Scan the data below for the string "this". Copy every line where it appears.

> [Entries shown]:
-- START --

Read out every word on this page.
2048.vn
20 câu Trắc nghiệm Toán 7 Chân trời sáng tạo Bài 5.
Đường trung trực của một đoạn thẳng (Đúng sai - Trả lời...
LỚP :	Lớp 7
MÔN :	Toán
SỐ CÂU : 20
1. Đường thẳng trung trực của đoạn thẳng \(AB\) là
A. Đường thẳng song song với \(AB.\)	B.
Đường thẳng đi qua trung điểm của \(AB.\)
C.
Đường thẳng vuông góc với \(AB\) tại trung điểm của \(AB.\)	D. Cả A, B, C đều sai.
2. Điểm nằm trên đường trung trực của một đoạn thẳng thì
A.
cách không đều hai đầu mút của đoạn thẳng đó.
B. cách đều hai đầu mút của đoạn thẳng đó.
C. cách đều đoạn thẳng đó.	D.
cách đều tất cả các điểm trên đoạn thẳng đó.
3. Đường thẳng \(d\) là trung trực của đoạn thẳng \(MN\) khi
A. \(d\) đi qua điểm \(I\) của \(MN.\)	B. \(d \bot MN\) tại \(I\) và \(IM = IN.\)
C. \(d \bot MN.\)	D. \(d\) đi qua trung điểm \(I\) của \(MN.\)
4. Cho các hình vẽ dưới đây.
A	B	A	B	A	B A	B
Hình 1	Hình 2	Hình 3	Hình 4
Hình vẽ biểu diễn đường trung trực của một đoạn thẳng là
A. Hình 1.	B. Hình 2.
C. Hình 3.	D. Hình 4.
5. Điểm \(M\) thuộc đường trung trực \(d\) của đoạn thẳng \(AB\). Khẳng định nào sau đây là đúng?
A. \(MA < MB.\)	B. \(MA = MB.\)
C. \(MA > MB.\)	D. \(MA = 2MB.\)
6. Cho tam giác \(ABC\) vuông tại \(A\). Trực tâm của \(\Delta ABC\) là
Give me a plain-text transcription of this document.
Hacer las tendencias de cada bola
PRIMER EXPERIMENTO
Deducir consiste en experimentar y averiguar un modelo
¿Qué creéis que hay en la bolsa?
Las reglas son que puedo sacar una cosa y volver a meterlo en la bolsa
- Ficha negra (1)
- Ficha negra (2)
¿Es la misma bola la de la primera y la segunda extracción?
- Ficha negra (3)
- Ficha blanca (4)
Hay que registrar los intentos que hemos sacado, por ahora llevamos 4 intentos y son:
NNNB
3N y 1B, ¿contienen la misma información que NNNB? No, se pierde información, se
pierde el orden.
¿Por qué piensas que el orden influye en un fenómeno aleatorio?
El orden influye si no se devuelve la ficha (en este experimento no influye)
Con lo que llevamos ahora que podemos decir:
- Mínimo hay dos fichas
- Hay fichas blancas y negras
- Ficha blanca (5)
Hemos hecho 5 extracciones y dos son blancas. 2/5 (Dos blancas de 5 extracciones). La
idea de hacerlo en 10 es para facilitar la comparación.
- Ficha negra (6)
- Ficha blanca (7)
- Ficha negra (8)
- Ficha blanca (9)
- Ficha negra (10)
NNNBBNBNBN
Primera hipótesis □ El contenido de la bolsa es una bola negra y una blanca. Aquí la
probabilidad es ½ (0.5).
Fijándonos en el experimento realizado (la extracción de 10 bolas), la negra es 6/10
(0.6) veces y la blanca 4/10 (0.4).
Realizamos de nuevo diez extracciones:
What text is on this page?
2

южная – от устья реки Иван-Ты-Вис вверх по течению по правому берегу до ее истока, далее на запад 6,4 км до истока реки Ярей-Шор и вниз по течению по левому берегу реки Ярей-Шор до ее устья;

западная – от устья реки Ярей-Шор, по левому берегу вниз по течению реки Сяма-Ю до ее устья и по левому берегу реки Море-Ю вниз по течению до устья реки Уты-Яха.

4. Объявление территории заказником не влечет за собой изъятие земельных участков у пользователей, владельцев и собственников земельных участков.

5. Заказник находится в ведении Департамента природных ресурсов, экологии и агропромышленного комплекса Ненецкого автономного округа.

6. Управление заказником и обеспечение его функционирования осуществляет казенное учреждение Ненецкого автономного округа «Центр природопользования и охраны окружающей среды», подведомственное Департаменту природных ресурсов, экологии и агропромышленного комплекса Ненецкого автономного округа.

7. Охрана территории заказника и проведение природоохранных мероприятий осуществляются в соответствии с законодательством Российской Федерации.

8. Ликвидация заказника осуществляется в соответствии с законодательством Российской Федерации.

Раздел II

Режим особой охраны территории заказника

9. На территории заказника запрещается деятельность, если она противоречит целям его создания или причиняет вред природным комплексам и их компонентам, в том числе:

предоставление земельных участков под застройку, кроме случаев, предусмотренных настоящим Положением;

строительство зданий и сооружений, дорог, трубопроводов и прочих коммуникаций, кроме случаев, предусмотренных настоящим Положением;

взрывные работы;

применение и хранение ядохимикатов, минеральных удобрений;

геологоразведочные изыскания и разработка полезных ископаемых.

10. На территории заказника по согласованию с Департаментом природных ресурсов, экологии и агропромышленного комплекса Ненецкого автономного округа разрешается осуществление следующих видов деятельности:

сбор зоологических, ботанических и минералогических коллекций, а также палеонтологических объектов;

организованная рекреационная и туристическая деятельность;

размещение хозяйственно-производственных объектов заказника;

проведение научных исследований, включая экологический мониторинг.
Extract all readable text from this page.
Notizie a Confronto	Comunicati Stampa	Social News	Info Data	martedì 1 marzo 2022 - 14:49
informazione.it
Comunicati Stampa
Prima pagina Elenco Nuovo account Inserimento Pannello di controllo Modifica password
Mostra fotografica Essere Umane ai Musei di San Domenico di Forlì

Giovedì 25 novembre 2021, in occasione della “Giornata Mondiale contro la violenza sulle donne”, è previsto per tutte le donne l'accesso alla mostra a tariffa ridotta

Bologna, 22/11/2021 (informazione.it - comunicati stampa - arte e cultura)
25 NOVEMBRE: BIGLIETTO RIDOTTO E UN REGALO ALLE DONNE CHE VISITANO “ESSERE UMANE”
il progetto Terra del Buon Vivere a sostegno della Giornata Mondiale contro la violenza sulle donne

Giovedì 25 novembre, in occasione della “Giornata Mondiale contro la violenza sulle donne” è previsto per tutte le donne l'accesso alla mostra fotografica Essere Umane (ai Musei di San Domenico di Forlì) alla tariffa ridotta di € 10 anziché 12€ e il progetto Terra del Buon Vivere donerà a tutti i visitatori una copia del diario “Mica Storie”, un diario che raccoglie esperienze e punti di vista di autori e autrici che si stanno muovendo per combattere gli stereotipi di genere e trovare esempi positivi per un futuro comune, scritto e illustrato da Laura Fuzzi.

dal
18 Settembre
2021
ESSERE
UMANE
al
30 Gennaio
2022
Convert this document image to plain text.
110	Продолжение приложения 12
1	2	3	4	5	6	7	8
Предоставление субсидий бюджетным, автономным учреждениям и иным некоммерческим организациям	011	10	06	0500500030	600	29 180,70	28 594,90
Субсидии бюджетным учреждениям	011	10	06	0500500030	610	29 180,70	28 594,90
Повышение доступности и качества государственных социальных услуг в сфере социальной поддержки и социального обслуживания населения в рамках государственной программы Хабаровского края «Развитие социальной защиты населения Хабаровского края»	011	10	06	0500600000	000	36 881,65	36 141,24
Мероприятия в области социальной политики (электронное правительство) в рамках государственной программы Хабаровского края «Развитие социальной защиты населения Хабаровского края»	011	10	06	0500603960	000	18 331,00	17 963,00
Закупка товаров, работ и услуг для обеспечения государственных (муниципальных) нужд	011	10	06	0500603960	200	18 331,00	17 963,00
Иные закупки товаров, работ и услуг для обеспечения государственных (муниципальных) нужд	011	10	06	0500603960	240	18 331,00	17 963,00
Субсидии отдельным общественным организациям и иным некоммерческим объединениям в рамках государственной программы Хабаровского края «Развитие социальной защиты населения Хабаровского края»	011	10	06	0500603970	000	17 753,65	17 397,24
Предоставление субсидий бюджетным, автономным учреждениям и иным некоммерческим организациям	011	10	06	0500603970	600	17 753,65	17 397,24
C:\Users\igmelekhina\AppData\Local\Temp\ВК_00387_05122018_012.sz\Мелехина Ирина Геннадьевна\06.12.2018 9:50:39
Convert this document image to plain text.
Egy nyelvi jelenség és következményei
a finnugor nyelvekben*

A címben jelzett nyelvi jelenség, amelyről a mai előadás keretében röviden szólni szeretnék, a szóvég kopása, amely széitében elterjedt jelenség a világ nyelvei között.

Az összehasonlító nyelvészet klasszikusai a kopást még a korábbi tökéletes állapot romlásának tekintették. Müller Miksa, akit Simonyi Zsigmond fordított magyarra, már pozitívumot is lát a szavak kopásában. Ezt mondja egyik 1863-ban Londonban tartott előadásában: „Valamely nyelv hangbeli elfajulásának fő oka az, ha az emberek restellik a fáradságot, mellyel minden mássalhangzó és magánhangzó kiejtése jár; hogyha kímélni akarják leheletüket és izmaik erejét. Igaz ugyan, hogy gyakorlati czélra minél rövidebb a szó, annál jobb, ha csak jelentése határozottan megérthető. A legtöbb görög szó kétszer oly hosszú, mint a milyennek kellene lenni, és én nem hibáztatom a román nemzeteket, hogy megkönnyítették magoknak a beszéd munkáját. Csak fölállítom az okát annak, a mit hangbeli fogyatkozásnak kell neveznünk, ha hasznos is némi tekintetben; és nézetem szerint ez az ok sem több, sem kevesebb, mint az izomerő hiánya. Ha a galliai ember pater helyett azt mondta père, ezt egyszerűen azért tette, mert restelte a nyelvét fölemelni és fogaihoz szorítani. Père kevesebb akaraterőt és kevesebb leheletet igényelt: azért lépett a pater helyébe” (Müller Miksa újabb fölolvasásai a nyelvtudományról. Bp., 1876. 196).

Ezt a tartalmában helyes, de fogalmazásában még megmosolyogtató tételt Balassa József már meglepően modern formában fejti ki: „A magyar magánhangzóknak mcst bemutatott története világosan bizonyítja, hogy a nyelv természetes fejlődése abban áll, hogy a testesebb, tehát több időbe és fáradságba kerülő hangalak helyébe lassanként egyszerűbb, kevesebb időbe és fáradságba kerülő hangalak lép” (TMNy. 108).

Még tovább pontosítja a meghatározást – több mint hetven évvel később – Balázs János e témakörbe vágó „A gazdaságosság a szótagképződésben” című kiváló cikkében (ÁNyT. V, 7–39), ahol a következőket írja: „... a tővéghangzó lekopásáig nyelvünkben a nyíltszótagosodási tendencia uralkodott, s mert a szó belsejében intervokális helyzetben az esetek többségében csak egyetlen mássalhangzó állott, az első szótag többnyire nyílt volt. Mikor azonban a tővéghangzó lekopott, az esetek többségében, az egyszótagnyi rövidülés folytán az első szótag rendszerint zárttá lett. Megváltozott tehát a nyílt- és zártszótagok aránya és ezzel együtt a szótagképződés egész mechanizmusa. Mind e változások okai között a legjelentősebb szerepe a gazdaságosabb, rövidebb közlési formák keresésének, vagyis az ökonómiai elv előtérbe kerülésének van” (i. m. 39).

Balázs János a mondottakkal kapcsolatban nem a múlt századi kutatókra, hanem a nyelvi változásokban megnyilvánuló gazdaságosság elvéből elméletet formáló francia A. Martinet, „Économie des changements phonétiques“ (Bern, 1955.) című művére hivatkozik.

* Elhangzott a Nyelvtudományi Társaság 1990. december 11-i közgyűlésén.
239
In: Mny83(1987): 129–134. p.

-- END --

> [The reply]:
Read out every word on this page.
Give me a plain-text transcription of this document.
What text is on this page?
Extract all readable text from this page.
Convert this document image to plain text.
Convert this document image to plain text.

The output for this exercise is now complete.